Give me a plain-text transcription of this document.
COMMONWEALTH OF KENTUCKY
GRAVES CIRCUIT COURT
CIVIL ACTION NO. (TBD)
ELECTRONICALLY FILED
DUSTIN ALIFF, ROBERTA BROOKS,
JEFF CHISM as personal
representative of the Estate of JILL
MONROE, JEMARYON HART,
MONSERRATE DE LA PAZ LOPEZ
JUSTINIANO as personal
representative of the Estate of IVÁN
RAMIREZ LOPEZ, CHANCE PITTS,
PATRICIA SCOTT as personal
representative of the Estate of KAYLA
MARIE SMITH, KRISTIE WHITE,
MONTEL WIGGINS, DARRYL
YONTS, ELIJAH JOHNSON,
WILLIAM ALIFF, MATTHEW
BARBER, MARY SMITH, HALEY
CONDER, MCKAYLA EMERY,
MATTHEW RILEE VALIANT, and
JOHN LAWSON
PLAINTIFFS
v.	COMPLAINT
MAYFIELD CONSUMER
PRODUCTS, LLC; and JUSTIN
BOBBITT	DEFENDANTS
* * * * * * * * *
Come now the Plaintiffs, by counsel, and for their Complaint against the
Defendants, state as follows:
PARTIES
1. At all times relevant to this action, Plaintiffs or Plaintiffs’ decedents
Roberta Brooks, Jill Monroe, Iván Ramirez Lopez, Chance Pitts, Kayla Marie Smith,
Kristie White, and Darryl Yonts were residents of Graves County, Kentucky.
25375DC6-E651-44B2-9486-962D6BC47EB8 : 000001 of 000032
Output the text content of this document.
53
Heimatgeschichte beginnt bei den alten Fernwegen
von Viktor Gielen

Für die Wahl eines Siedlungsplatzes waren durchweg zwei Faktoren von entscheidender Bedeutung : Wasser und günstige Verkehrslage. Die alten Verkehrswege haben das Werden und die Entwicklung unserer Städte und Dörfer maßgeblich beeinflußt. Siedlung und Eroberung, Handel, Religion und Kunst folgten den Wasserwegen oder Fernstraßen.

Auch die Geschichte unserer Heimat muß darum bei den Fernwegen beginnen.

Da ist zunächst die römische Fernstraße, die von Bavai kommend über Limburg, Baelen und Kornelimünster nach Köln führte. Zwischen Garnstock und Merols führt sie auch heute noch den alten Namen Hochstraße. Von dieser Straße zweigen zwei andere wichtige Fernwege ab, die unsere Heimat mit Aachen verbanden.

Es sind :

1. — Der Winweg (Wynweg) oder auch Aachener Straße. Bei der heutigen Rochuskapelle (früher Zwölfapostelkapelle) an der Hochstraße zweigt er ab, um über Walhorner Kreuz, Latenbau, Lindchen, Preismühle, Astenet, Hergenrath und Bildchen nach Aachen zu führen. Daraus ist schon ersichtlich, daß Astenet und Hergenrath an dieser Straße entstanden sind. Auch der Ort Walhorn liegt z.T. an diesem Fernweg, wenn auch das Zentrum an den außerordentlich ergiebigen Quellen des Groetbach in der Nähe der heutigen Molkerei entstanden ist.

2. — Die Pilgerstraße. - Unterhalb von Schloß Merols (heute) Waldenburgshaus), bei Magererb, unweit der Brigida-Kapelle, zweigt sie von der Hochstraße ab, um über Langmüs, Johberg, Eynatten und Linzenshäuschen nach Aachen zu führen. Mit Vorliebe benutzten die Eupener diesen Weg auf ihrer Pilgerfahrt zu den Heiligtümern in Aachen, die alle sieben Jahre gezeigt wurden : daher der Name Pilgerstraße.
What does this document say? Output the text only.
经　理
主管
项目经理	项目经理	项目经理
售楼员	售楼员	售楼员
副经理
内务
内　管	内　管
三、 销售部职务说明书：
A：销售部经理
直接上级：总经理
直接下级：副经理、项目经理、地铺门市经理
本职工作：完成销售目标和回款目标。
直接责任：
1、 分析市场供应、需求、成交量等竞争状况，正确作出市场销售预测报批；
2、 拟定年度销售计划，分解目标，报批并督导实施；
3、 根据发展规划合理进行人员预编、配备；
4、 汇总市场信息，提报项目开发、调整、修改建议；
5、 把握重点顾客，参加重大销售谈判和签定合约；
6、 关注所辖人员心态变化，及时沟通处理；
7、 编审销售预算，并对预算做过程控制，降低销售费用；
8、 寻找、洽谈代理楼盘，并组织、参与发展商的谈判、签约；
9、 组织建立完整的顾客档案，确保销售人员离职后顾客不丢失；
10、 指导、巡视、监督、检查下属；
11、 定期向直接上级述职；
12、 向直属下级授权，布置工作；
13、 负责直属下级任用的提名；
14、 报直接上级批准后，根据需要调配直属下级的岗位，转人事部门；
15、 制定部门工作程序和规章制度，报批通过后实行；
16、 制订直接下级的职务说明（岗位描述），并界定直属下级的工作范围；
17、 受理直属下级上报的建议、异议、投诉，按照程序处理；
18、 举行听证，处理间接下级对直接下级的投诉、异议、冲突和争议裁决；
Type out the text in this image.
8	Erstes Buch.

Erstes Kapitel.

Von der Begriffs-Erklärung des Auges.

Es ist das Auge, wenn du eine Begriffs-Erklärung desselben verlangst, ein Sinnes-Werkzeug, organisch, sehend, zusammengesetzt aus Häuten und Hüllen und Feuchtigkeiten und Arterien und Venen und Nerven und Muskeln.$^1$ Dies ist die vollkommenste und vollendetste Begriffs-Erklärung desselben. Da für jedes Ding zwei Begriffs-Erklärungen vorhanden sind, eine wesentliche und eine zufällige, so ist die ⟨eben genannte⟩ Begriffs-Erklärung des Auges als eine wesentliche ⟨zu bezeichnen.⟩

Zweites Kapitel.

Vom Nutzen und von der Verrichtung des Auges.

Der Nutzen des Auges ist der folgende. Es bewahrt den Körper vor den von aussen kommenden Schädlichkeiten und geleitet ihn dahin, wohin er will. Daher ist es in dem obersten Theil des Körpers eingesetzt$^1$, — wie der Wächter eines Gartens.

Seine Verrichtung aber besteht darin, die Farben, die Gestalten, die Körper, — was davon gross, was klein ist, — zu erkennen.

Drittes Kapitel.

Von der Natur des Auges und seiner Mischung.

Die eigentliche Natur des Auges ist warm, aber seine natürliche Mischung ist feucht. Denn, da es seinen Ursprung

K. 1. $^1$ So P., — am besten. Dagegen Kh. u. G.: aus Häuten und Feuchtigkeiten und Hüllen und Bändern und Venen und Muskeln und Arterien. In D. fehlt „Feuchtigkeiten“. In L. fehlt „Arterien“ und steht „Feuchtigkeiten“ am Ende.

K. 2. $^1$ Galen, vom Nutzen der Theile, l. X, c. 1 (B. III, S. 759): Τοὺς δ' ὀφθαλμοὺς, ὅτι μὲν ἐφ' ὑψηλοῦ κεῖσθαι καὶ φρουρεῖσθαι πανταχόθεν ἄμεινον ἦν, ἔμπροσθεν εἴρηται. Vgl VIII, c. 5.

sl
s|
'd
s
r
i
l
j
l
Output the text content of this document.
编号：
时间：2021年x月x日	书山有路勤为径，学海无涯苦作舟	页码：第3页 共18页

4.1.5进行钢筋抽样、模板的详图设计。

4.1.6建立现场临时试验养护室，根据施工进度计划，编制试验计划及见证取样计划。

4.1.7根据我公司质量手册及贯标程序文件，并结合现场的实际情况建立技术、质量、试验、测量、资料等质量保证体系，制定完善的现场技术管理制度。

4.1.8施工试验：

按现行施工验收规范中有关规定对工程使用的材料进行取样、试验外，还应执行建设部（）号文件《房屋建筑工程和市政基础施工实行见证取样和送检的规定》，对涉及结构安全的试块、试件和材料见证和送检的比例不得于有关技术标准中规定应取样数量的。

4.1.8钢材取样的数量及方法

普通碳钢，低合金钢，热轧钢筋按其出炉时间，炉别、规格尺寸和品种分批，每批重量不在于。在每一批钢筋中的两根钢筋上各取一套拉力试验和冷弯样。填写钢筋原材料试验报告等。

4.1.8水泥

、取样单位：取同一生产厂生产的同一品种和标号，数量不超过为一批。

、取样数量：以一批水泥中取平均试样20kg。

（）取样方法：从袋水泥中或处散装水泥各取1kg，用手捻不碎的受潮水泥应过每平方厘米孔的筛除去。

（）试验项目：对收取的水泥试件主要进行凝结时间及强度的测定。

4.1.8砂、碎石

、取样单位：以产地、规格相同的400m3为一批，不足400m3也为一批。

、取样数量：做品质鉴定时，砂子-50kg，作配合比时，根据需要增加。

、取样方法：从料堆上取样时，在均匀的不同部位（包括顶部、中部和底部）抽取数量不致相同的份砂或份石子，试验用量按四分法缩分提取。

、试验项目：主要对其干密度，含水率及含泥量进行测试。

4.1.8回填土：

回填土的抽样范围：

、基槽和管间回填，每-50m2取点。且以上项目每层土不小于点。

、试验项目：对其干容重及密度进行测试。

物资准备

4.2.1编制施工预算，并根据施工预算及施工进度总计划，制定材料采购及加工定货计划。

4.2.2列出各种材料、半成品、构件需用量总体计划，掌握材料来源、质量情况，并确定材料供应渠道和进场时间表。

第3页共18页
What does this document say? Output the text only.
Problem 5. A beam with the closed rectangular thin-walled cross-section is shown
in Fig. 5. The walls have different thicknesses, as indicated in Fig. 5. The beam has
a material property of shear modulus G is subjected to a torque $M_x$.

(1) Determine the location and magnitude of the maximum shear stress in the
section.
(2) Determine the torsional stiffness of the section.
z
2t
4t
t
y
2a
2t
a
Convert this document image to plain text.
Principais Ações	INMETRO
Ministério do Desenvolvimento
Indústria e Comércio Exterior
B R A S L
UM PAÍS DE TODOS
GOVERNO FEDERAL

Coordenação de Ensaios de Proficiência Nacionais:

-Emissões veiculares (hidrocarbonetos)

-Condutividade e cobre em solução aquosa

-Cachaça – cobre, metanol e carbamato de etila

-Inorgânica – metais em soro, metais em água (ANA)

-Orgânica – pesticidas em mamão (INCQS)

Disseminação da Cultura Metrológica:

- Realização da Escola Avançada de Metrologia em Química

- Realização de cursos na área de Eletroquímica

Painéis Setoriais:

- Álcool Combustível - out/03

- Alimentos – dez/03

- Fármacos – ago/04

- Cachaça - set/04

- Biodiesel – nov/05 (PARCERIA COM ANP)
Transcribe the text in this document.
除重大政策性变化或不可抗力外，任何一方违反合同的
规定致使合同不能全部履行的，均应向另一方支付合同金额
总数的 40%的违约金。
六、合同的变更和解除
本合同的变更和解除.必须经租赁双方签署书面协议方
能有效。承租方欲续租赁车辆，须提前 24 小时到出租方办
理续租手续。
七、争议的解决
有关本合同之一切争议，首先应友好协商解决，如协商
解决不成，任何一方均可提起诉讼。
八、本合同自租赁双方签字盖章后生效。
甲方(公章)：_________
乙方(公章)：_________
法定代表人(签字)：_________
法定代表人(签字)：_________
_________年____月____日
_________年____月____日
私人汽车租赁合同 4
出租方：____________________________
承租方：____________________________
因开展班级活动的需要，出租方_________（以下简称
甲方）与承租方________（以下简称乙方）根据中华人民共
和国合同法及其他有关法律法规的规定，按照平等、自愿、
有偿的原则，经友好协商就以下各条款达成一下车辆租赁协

» What the exercise asks
Go through the records and pull out each line that includes the word "Begriffs".

» Expected answer
Von der Begriffs-Erklärung des Auges.
Es ist das Auge, wenn du eine Begriffs-Erklärung desselben verlangst, ein Sinnes-Werkzeug, organisch, sehend, zusammengesetzt aus Häuten und Hüllen und Feuchtigkeiten und Arterien und Venen und Nerven und Muskeln.$^1$ Dies ist die vollkommenste und vollendetste Begriffs-Erklärung desselben. Da für jedes Ding zwei Begriffs-Erklärungen vorhanden sind, eine wesentliche und eine zufällige, so ist die ⟨eben genannte⟩ Begriffs-Erklärung des Auges als eine wesentliche ⟨zu bezeichnen.⟩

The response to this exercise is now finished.